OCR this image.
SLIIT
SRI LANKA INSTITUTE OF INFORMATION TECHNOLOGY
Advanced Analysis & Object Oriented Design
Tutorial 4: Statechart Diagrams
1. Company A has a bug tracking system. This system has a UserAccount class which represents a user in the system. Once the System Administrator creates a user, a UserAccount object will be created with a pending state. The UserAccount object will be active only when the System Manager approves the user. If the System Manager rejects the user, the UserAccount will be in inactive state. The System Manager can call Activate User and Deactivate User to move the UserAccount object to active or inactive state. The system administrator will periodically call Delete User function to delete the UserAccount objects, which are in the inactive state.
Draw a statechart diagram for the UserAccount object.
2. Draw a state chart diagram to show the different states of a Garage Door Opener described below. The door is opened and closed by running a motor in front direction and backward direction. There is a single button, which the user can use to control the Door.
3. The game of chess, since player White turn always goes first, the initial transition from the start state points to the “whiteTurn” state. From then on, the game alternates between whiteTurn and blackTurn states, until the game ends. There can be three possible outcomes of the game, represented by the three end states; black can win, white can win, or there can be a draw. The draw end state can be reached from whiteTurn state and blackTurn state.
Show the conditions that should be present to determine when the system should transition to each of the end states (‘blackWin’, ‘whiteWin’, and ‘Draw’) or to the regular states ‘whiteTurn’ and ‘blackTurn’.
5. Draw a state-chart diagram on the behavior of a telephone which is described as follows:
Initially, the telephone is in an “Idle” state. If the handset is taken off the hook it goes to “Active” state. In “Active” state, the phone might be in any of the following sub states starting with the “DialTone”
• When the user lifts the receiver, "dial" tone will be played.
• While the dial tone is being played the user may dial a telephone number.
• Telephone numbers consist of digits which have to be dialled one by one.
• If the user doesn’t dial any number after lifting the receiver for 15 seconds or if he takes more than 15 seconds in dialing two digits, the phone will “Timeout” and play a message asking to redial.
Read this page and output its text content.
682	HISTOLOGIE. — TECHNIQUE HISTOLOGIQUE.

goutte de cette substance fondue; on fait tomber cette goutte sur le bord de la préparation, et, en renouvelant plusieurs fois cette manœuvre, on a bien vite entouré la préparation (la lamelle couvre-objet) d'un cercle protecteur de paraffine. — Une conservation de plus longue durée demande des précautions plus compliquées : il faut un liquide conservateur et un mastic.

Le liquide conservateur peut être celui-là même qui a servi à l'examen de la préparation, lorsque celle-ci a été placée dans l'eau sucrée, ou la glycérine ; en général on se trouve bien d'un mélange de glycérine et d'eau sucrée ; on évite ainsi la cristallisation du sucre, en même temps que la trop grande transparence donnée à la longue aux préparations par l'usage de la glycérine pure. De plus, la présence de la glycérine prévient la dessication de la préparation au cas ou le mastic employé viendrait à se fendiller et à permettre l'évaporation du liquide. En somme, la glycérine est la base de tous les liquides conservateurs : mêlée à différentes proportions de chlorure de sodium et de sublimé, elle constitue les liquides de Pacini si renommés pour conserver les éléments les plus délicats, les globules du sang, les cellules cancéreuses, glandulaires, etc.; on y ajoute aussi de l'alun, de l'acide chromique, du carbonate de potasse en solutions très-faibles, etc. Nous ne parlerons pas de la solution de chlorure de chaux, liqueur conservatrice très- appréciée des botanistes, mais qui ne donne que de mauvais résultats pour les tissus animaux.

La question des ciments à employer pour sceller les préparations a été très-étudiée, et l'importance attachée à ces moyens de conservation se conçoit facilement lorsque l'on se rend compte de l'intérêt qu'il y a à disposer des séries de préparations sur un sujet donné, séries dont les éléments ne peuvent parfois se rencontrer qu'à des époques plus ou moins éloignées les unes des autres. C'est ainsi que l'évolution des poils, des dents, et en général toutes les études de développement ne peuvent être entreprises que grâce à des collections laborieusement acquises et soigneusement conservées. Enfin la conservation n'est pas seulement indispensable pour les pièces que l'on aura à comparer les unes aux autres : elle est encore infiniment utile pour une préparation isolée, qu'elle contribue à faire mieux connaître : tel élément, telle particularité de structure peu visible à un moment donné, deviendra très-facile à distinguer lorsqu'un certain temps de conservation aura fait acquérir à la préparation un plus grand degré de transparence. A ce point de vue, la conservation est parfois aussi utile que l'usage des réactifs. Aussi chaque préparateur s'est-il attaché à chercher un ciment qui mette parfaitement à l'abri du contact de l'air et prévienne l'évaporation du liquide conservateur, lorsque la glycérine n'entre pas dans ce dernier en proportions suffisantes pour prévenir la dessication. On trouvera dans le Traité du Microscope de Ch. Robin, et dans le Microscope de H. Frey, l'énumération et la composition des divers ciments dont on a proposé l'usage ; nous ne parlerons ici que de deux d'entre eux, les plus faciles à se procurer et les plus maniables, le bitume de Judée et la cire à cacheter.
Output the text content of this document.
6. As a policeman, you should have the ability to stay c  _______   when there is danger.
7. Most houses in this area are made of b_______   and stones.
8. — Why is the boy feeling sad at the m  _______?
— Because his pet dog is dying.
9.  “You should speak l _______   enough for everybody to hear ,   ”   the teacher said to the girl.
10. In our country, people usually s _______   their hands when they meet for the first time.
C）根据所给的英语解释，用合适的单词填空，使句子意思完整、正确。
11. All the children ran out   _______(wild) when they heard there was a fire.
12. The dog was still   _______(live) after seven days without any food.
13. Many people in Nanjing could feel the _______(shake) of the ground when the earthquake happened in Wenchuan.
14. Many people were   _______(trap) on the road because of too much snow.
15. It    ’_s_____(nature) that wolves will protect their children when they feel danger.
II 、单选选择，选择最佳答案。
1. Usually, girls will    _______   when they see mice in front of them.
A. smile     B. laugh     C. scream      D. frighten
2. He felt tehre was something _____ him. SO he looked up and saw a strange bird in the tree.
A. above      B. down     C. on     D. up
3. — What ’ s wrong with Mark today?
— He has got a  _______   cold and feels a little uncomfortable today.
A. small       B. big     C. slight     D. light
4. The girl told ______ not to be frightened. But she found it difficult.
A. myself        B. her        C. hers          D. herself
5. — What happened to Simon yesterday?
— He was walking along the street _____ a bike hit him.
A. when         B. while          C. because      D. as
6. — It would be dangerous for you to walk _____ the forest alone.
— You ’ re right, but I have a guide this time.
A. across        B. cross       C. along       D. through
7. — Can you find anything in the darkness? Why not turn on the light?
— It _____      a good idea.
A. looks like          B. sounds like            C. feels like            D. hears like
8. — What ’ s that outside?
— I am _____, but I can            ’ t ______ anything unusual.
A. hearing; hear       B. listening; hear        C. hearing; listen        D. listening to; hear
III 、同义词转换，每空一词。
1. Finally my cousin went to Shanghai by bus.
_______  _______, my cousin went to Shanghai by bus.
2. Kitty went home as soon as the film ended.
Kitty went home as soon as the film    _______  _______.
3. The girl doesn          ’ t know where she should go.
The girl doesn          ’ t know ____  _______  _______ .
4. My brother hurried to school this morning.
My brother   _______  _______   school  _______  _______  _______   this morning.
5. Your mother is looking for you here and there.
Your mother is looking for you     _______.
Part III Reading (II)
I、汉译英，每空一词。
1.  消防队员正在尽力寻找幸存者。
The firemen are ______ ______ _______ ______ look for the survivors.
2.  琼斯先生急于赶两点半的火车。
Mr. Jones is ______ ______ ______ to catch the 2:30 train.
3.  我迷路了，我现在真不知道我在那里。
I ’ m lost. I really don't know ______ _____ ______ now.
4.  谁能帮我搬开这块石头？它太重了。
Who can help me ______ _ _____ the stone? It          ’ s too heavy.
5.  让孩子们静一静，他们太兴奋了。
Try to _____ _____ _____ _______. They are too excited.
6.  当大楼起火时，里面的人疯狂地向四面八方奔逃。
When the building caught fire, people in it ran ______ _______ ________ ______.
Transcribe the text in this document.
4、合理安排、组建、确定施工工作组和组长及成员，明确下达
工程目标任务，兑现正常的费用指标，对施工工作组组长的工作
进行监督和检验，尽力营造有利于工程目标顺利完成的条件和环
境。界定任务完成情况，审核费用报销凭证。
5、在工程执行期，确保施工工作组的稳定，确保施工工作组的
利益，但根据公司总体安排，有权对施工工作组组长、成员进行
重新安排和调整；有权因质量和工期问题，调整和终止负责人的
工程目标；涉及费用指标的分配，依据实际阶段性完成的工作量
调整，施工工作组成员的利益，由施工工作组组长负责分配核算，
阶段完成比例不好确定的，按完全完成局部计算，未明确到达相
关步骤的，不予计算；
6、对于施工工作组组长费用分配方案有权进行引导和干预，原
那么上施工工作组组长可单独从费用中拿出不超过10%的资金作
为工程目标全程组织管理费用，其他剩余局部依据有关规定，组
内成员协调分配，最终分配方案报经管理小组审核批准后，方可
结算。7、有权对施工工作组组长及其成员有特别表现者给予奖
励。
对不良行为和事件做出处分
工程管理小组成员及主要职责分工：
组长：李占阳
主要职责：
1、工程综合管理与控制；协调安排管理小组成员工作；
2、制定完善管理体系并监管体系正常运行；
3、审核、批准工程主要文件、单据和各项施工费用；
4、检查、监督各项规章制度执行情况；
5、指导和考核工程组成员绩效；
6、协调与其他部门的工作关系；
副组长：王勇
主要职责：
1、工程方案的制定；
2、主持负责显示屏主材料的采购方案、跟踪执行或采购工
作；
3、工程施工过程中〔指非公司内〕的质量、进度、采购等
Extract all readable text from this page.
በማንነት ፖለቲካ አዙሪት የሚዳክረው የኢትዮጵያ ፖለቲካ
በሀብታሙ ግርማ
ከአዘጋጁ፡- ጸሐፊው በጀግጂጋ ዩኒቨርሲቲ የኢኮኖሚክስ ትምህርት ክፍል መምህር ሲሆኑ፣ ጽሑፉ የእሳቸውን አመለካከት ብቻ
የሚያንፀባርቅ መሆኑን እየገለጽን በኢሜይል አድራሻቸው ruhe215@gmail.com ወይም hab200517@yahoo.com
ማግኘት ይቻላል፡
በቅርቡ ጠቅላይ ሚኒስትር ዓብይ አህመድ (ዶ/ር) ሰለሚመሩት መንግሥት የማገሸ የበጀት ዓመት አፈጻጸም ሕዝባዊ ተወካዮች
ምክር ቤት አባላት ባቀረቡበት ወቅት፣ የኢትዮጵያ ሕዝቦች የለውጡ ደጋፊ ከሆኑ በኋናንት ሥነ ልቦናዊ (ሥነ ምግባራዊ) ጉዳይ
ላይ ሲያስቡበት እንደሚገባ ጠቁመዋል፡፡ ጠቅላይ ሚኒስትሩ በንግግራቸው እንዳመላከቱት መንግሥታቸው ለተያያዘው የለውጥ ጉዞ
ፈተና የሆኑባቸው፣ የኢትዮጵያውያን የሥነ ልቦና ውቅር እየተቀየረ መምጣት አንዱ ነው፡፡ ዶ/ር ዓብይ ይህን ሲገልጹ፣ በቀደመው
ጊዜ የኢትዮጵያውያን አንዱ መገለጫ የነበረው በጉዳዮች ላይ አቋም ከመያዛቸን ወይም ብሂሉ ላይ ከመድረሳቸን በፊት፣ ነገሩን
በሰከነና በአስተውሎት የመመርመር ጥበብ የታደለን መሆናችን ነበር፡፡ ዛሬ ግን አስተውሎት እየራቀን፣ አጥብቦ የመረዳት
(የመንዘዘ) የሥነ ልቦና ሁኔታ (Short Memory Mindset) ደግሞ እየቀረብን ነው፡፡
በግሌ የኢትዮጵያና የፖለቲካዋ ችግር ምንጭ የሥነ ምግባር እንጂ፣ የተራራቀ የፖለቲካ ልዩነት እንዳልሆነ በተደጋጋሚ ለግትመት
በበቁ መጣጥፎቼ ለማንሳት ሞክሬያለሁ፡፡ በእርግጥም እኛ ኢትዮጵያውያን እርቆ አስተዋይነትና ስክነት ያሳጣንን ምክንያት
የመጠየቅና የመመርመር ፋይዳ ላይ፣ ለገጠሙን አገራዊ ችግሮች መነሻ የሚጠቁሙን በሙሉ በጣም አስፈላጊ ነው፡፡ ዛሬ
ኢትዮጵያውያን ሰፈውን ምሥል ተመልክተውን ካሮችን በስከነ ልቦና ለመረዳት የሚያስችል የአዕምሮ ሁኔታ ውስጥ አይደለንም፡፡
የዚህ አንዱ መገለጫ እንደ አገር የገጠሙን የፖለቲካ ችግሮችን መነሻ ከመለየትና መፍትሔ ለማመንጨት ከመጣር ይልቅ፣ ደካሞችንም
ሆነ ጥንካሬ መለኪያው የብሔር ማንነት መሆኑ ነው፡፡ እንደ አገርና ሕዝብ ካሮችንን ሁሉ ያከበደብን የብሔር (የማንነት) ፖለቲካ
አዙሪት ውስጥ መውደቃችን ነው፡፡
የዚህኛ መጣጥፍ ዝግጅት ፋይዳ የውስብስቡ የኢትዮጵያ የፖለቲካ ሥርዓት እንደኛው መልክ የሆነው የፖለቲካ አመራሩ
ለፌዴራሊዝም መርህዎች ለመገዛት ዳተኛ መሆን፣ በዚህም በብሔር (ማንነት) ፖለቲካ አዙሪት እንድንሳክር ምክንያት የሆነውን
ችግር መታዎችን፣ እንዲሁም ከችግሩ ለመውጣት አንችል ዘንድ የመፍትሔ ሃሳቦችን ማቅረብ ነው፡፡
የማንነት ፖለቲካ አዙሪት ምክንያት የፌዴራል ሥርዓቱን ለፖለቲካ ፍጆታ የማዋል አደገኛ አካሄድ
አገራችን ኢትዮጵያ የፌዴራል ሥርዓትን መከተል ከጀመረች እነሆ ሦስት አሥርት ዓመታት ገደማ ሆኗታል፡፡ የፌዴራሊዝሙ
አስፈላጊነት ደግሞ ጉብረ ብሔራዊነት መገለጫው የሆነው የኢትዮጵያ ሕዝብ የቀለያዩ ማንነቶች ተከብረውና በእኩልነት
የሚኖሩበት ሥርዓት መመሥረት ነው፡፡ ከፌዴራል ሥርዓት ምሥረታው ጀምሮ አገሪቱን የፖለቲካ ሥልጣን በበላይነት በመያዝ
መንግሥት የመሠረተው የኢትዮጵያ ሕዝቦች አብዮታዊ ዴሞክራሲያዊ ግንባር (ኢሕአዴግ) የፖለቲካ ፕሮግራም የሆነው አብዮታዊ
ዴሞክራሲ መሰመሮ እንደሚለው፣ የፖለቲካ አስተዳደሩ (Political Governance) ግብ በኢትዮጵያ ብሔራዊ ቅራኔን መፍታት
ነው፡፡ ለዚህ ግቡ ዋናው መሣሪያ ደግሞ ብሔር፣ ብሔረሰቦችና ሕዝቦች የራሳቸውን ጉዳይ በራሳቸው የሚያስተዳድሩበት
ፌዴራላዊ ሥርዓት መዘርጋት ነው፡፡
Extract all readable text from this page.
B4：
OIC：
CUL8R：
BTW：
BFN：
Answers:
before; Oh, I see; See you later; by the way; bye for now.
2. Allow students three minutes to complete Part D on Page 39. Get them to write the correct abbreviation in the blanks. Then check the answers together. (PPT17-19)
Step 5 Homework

• • • • •

§ TASK: Reproduce each line holding the word "የመመርመር".

§ ANSWER TO THE TASK:
በሰከነና በአስተውሎት የመመርመር ጥበብ የታደለን መሆናችን ነበር፡፡ ዛሬ ግን አስተውሎት እየራቀን፣ አጥብቦ የመረዳት
የመጠየቅና የመመርመር ፋይዳ ላይ፣ ለገጠሙን አገራዊ ችግሮች መነሻ የሚጠቁሙን በሙሉ በጣም አስፈላጊ ነው፡፡ ዛሬ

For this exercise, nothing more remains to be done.